> **DIRECTION**
Read the entries below and pull out each line with the string "Results".
Start DATA LINES
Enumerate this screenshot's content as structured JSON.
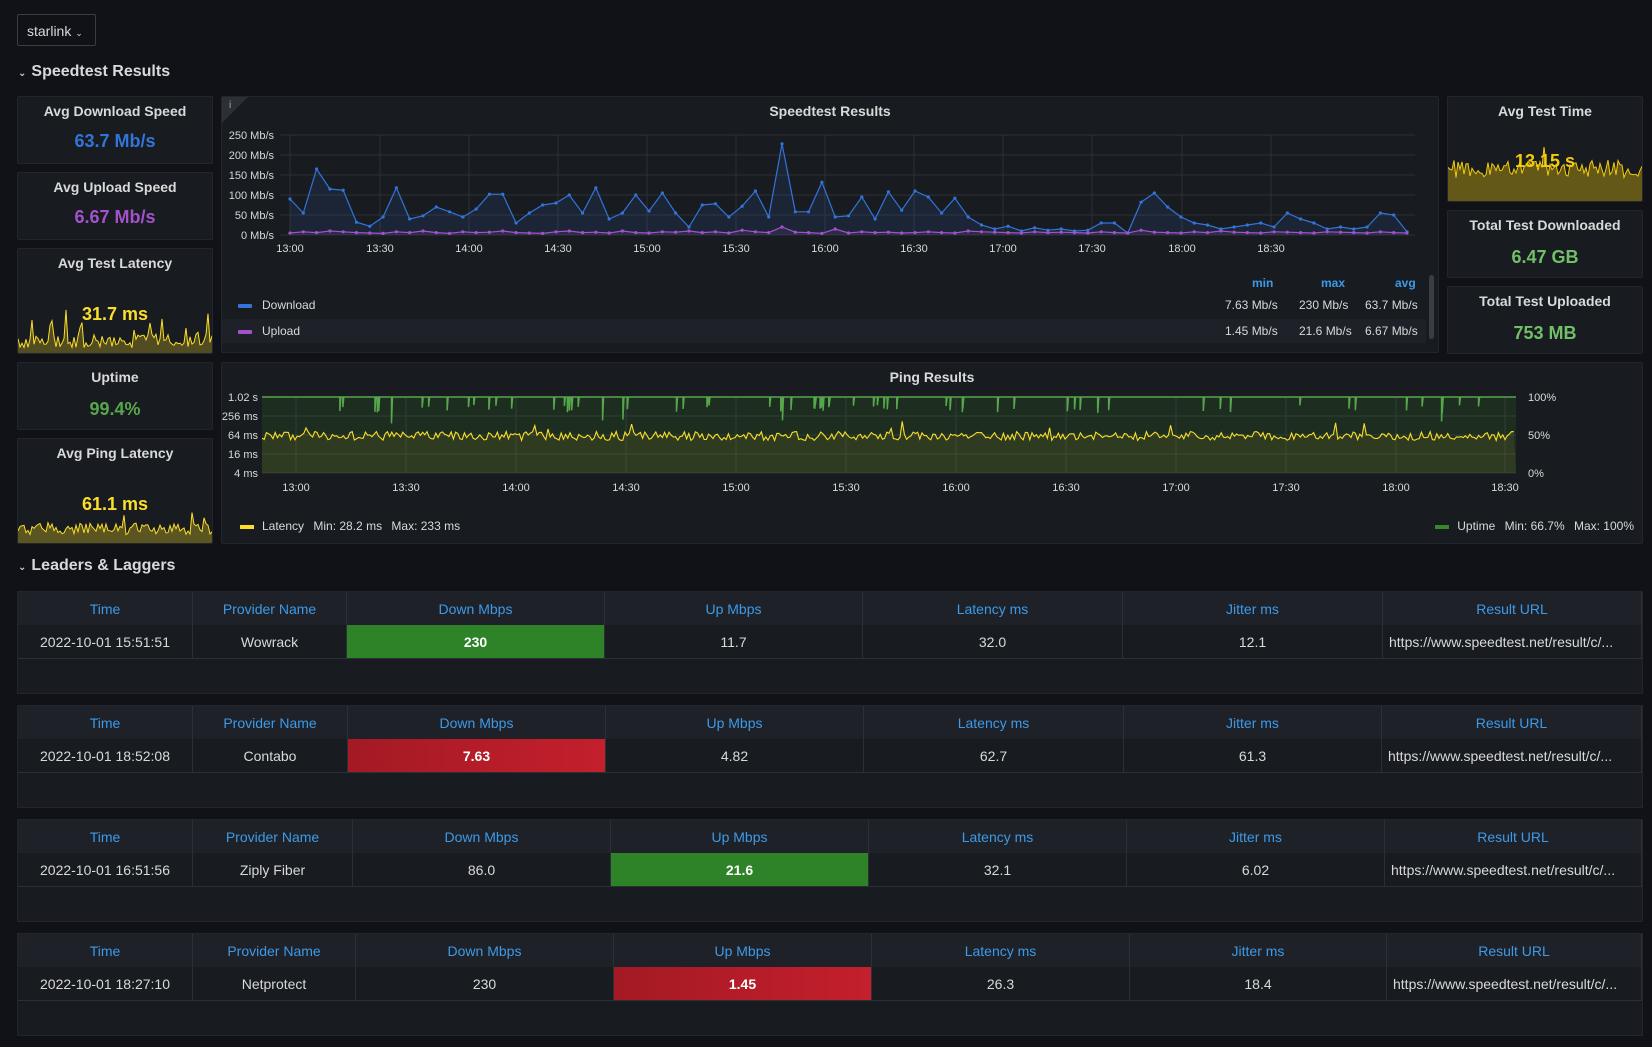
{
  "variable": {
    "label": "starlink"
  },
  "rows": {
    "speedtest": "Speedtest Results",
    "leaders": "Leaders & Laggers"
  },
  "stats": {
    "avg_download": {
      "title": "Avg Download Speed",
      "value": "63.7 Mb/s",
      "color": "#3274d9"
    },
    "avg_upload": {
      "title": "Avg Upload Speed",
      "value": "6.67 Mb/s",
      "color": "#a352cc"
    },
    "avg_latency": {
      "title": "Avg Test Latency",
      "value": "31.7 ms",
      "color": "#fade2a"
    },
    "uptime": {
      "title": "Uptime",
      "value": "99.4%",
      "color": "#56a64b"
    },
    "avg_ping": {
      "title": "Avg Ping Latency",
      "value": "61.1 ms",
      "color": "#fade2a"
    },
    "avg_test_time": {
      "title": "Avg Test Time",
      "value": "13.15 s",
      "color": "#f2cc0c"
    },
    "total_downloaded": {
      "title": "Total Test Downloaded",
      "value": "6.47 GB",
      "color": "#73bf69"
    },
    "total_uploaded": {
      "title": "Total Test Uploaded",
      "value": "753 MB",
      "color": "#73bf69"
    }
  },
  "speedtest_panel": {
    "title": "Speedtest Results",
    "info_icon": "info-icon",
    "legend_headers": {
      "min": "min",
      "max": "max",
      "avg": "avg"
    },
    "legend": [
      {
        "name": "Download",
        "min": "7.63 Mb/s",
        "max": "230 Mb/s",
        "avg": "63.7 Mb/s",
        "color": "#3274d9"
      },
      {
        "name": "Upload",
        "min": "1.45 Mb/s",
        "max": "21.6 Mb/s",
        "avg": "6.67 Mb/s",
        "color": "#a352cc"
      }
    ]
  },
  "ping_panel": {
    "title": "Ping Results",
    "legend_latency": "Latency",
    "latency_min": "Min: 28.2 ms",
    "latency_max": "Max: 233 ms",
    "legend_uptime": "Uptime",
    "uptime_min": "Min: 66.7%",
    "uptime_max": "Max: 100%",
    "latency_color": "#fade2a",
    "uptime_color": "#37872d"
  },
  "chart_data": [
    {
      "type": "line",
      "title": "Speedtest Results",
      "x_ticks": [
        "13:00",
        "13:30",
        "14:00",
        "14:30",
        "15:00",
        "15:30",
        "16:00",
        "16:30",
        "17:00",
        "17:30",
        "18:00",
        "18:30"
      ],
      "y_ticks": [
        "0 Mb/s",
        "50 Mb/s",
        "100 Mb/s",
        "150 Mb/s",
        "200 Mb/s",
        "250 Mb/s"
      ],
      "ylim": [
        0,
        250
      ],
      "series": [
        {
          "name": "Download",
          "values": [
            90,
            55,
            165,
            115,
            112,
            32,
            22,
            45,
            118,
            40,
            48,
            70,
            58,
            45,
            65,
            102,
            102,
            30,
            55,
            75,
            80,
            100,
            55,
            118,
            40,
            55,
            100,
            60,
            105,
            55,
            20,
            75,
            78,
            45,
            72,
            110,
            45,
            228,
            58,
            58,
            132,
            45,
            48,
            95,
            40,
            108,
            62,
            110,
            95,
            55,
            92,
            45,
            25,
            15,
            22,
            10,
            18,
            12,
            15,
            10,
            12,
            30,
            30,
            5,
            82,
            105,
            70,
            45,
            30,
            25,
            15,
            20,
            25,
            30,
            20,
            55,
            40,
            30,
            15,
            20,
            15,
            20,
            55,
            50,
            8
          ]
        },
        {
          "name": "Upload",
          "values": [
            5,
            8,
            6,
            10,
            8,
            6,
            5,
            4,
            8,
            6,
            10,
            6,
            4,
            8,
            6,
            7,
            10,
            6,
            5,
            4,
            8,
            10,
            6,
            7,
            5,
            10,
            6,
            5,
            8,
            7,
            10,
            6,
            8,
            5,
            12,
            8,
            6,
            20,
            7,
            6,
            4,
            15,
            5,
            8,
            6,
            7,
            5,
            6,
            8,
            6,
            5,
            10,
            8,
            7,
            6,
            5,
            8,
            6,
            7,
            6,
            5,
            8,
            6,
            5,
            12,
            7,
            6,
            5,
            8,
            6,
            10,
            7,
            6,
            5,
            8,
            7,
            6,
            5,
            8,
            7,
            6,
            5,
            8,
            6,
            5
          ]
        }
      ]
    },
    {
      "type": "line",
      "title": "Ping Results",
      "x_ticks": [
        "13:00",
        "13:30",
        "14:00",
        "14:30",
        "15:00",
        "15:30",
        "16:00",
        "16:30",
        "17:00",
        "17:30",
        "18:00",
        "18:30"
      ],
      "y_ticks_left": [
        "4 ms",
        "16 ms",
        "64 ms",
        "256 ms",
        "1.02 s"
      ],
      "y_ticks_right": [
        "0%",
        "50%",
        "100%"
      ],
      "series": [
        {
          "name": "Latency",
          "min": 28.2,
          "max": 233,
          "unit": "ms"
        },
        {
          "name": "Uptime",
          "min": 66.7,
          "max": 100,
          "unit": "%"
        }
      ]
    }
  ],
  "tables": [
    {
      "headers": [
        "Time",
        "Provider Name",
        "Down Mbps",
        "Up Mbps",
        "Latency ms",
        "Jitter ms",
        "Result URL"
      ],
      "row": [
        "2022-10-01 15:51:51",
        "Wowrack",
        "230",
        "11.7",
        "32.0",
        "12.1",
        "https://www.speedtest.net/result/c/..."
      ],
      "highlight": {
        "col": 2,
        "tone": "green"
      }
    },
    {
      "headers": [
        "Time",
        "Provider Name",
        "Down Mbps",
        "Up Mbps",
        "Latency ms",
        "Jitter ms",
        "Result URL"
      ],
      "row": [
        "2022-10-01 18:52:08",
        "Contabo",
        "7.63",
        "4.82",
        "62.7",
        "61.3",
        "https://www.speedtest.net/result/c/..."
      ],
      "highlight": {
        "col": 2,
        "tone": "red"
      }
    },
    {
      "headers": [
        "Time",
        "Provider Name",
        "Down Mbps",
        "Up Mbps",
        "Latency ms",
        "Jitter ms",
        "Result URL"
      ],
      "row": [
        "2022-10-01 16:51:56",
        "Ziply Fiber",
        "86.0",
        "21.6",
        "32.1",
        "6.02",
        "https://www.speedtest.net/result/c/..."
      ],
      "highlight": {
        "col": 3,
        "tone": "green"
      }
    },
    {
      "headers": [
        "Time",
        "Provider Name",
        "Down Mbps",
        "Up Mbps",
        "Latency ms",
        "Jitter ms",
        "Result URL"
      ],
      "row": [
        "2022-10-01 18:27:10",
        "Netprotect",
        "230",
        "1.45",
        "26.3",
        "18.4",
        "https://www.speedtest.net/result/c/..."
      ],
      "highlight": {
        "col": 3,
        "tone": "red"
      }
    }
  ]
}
End DATA LINES
Start DATA LINES
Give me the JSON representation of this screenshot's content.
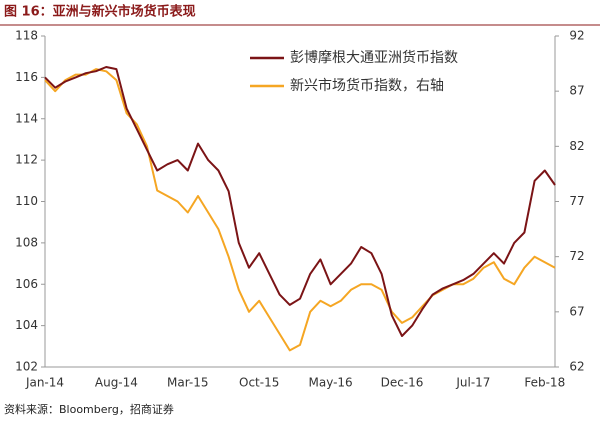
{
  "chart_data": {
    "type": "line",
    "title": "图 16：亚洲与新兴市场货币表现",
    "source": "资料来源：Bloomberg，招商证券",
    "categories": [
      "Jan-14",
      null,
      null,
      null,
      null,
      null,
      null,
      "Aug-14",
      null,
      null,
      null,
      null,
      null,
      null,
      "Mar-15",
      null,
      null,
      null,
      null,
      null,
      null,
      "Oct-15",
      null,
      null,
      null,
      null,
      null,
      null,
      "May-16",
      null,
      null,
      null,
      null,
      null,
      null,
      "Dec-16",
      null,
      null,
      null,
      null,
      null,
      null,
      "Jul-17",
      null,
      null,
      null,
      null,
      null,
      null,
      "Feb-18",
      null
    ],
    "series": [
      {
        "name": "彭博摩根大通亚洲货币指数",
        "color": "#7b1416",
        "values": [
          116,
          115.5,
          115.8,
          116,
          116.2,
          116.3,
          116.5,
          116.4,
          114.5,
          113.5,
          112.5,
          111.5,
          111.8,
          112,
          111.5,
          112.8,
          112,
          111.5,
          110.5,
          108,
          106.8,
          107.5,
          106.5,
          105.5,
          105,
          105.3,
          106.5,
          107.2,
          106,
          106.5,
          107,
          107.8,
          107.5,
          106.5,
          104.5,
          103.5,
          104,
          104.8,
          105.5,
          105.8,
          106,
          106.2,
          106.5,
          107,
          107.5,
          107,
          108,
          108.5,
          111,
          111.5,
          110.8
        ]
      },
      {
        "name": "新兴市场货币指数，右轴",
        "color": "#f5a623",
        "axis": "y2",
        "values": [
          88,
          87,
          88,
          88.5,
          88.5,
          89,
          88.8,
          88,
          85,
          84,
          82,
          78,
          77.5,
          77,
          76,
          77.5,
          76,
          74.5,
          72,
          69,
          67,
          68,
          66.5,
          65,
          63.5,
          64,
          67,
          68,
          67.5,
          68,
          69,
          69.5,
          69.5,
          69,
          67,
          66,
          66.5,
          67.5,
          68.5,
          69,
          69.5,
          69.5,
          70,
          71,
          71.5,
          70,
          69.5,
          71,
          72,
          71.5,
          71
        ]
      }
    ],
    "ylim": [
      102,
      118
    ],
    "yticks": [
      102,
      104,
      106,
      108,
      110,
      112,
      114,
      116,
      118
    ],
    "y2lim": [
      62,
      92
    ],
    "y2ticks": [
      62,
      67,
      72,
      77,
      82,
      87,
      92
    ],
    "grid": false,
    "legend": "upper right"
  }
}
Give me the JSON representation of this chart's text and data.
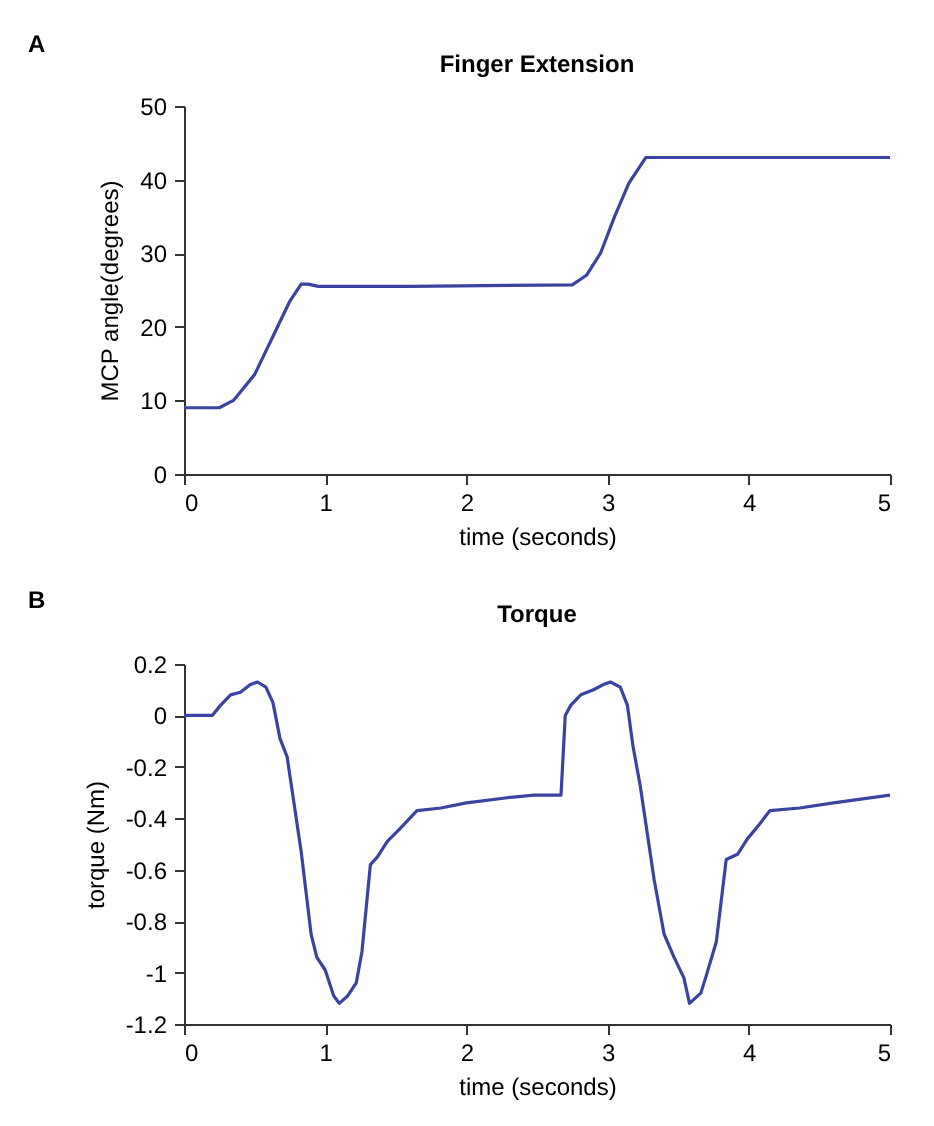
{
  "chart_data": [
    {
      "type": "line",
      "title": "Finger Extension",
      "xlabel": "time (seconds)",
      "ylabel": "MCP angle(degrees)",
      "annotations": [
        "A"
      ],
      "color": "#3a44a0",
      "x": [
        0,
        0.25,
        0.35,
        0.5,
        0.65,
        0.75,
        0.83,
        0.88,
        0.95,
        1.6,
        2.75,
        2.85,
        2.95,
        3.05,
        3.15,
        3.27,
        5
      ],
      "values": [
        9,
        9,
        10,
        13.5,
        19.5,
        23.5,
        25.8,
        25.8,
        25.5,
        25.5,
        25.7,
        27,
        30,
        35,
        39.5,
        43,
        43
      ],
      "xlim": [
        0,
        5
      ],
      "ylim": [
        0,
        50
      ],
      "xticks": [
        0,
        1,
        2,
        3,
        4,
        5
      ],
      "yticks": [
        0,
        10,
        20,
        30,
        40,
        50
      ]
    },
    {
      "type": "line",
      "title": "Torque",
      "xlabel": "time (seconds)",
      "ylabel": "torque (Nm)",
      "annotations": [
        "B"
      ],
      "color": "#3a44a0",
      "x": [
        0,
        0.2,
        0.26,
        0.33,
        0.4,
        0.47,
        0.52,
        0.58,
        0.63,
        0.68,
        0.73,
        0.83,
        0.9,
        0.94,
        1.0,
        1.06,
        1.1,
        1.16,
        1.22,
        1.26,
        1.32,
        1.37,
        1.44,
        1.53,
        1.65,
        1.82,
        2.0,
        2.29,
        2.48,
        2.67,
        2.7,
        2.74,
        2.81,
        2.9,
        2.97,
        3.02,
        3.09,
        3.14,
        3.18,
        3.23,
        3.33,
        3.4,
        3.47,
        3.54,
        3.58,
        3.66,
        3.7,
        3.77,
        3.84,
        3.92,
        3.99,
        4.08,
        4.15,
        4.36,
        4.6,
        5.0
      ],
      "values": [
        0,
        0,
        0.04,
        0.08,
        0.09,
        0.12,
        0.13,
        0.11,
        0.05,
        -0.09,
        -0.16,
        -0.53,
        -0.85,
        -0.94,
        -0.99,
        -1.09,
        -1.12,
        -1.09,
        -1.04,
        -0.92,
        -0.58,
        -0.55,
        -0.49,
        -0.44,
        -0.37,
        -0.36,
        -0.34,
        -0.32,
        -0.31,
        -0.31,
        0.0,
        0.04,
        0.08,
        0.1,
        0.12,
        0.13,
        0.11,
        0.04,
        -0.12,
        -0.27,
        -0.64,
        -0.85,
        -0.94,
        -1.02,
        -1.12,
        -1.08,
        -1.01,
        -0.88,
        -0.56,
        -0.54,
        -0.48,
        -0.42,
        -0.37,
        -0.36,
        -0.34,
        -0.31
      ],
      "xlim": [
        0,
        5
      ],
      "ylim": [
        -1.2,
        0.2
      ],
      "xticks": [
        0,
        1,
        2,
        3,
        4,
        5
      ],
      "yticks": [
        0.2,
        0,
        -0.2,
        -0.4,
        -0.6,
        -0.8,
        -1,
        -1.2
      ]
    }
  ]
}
End DATA LINES
> **TASK RESULT**
    "speedtest": "Speedtest Results",
    "title": "Speedtest Results",
    "title": "Ping Results",
      "title": "Speedtest Results",
      "title": "Ping Results",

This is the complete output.